- [Task details]:
Whenever a line below holds the word "verified", copy that line.

Dataset excerpt
********
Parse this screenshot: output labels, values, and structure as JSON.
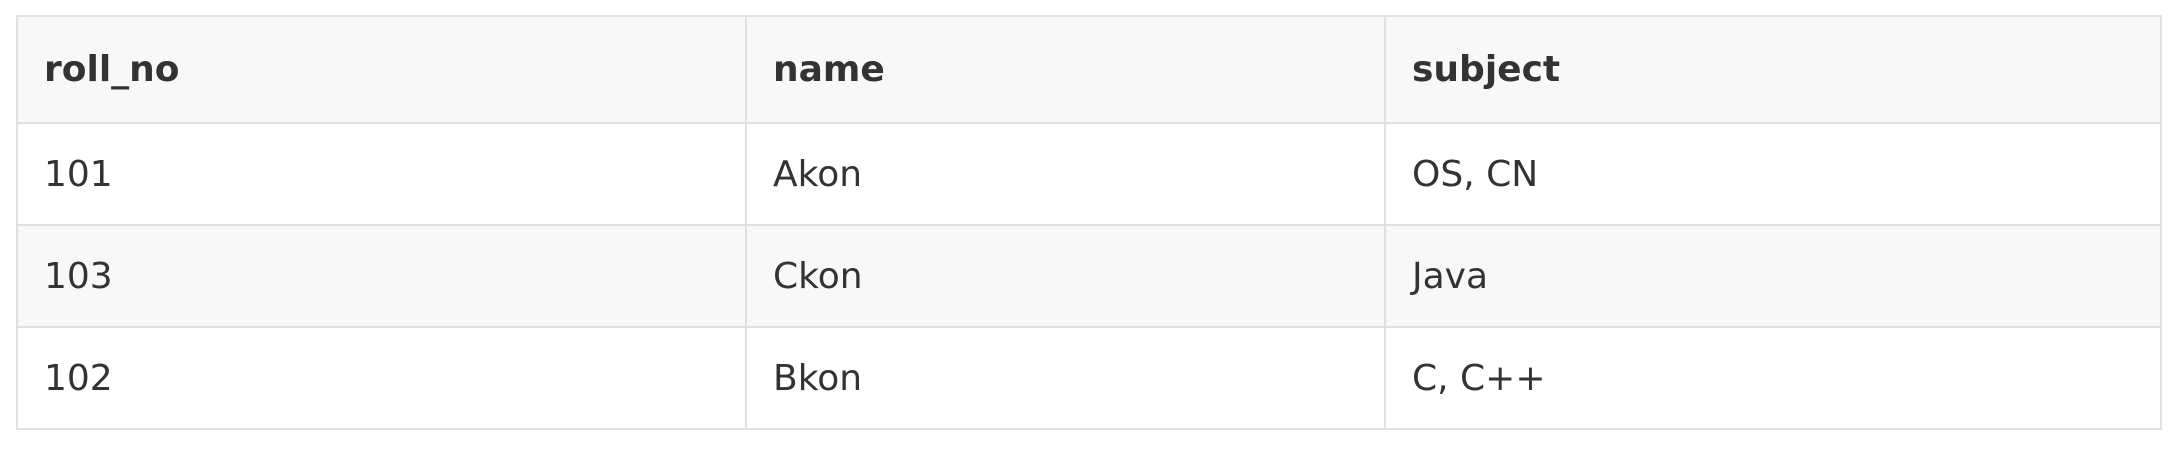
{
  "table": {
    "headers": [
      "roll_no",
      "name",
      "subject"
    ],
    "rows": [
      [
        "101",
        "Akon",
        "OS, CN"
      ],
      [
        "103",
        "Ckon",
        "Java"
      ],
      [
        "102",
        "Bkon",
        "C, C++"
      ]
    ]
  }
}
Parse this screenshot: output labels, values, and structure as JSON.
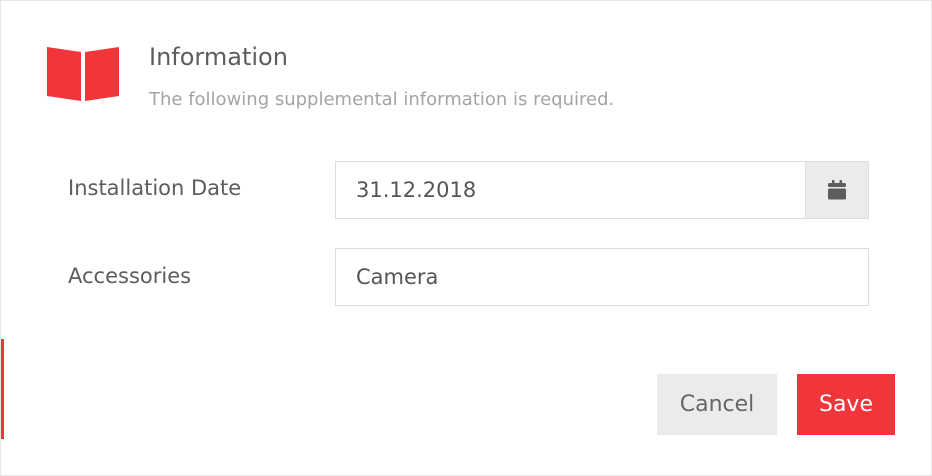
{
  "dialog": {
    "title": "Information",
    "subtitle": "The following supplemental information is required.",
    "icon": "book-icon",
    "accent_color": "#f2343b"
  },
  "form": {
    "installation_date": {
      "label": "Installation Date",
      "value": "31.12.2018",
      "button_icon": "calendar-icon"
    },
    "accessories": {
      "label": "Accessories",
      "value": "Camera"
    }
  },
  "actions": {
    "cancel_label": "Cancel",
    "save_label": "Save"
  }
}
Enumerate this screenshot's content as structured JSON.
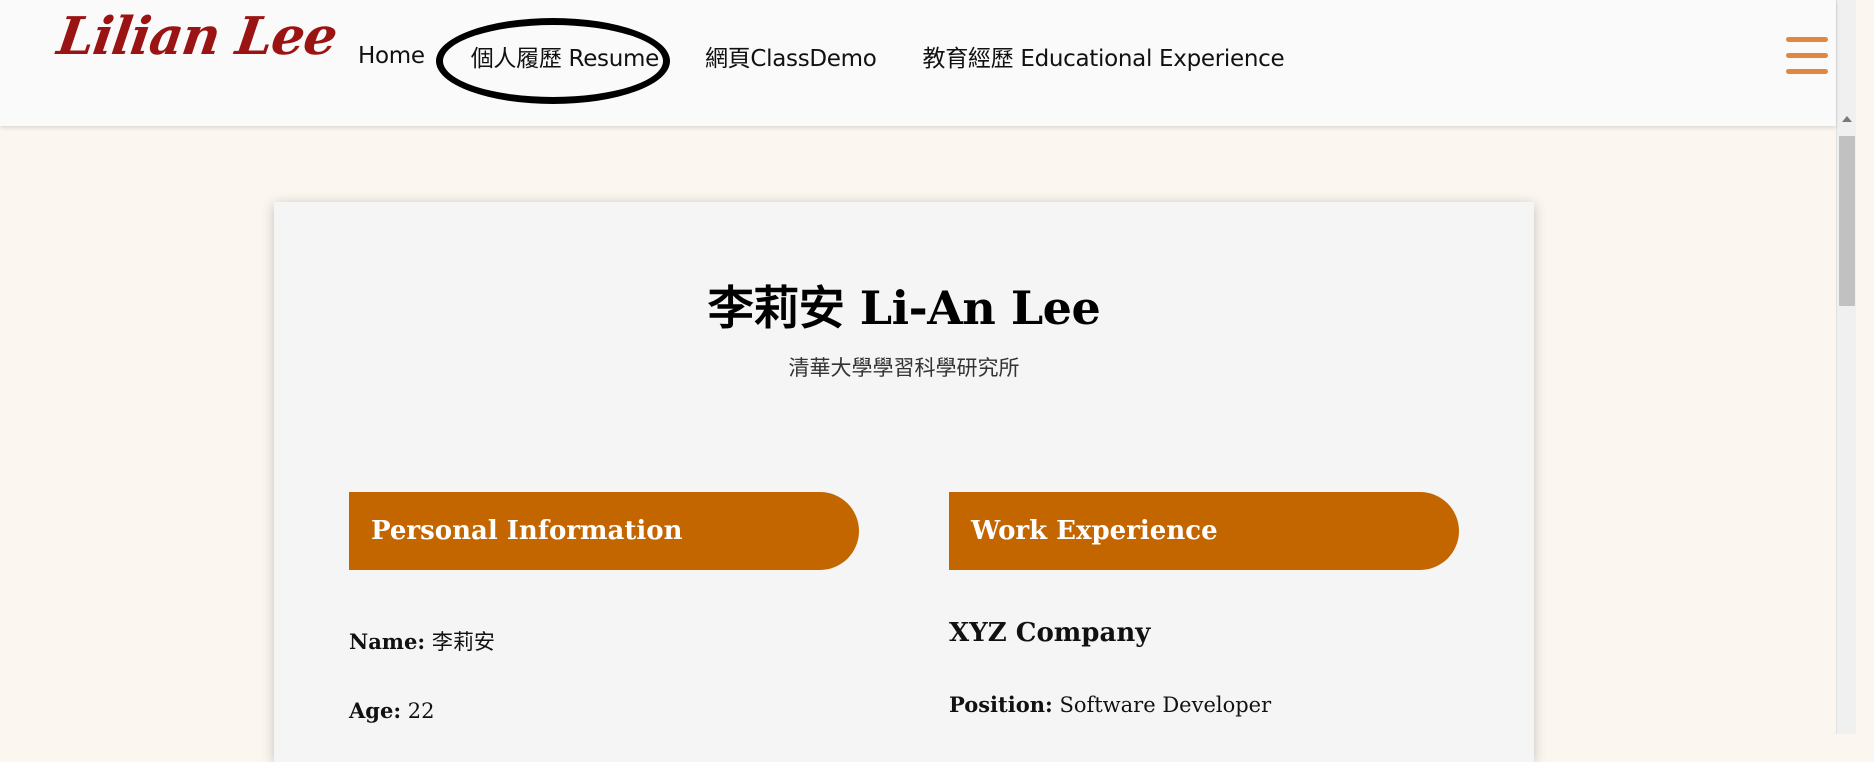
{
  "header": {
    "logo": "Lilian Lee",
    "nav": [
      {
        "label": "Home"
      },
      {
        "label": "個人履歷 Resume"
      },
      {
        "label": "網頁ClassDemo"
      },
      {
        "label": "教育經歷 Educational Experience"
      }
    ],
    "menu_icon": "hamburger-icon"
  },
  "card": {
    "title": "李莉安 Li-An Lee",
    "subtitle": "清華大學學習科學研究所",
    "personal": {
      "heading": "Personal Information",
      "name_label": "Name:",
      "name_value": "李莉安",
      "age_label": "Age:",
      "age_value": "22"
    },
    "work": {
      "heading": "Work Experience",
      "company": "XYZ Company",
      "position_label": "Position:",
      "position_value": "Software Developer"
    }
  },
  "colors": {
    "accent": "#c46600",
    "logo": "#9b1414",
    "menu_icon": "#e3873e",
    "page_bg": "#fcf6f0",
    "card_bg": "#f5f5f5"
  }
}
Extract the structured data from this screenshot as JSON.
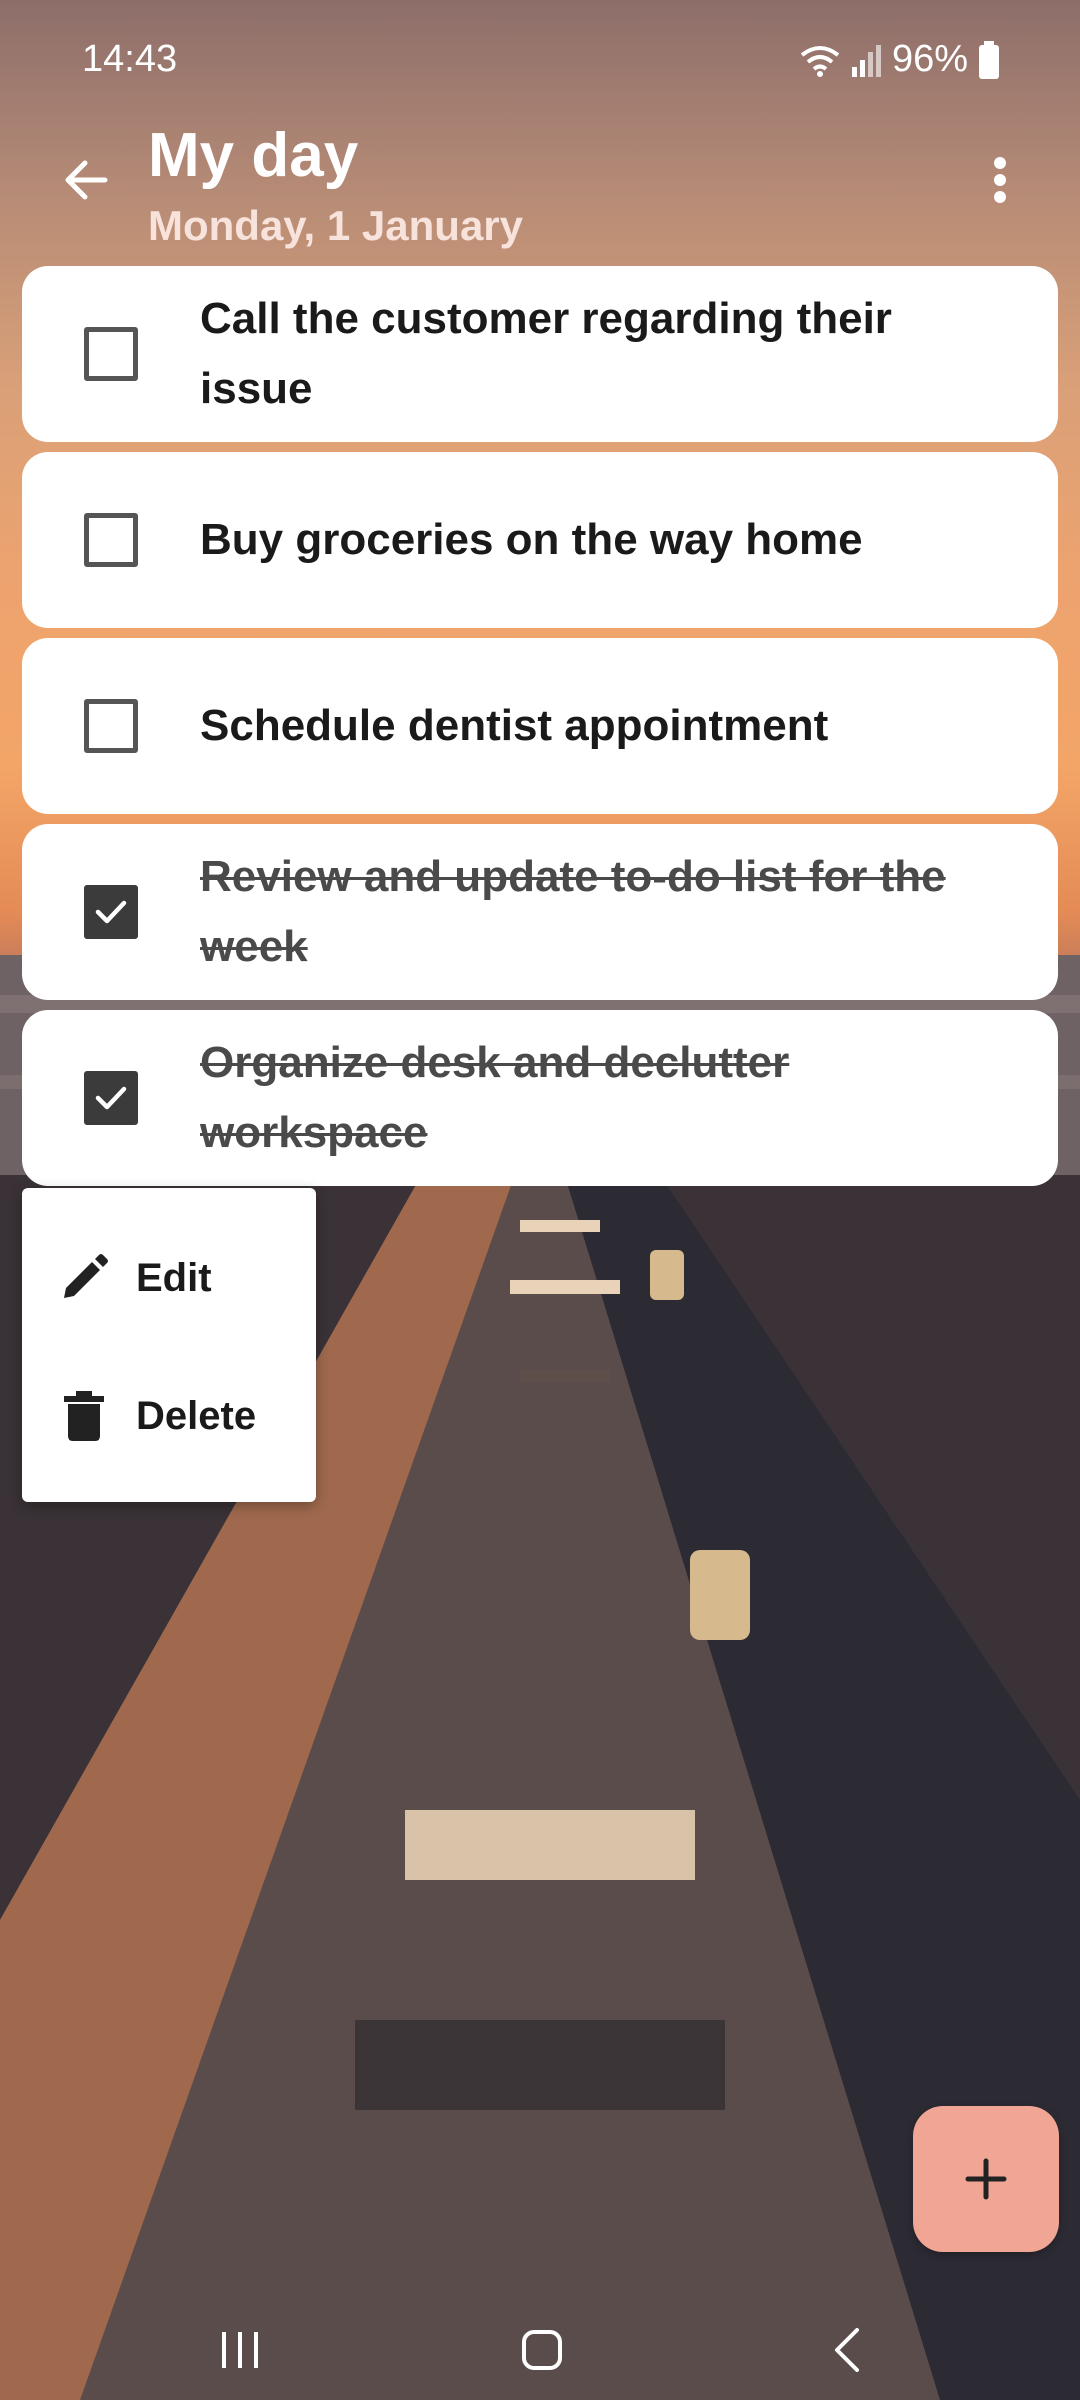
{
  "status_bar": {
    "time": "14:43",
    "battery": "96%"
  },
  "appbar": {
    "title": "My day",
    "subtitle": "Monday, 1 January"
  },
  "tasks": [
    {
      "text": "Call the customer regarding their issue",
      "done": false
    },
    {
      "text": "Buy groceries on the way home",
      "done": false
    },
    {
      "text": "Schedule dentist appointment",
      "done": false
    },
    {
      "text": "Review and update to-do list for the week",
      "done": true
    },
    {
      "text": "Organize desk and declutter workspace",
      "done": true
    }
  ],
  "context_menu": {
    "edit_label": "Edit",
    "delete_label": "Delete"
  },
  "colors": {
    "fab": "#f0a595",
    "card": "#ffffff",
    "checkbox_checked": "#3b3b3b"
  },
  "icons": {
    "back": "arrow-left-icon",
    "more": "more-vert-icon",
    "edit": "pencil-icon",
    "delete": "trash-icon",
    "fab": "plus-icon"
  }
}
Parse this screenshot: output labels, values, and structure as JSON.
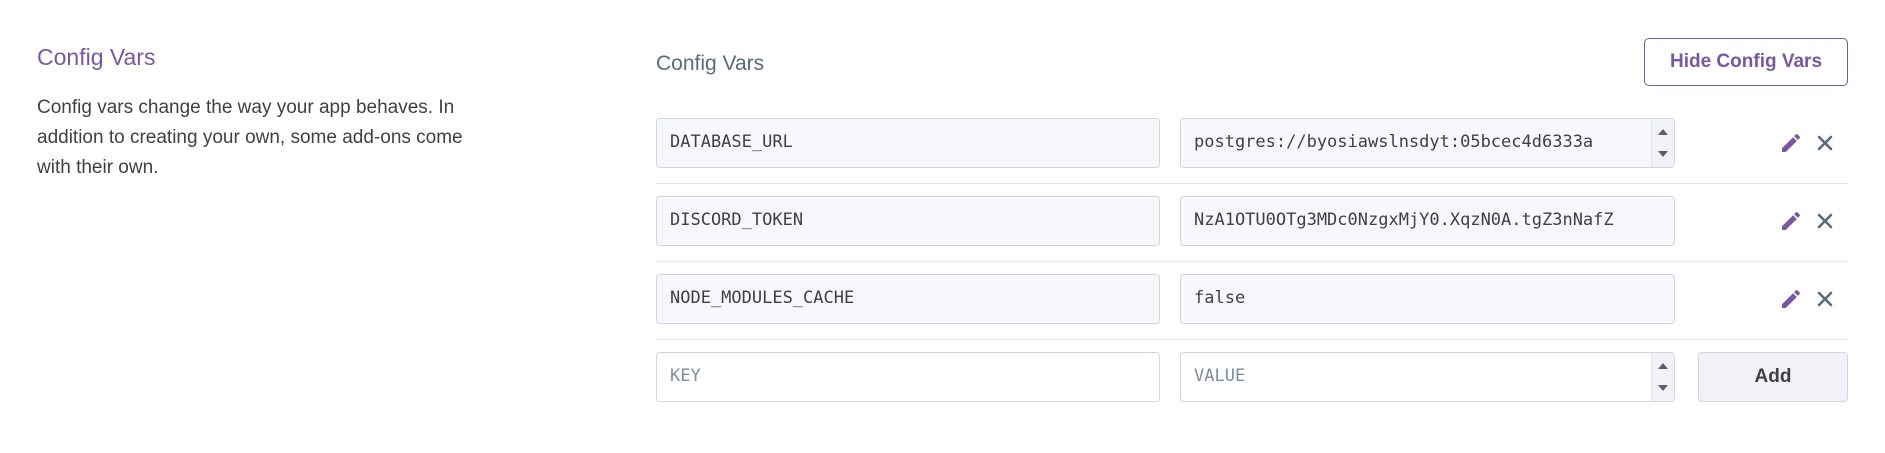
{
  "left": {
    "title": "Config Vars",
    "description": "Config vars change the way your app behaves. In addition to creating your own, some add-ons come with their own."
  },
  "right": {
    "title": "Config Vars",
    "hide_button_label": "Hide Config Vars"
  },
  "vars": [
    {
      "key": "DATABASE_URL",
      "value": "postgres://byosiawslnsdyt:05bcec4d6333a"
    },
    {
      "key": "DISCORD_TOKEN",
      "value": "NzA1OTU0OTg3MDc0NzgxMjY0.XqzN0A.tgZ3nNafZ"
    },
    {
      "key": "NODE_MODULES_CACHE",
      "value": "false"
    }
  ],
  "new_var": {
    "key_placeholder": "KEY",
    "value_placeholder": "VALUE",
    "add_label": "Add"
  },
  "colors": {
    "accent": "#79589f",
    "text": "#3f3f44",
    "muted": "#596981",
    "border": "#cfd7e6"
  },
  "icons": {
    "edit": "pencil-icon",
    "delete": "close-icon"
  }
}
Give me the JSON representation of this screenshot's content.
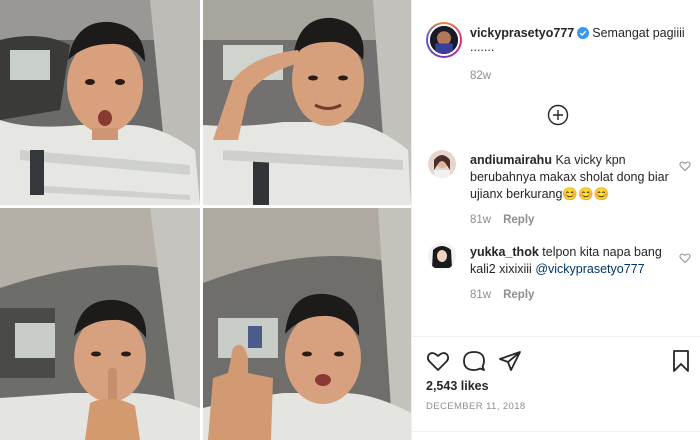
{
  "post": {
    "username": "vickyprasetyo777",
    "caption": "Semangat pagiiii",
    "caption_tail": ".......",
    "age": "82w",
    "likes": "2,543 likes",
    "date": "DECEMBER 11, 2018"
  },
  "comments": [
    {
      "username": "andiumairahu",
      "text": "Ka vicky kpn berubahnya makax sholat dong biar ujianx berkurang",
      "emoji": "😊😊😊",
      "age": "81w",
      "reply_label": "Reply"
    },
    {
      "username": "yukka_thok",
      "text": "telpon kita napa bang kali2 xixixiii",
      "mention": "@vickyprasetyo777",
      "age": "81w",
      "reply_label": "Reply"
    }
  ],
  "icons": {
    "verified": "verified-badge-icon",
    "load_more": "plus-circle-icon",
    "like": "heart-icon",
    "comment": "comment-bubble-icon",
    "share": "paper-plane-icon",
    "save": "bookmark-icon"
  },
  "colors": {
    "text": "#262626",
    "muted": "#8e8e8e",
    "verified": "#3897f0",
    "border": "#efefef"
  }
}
********
- [The solution]:
    "verified": "verified-badge-icon",
    "verified": "#3897f0",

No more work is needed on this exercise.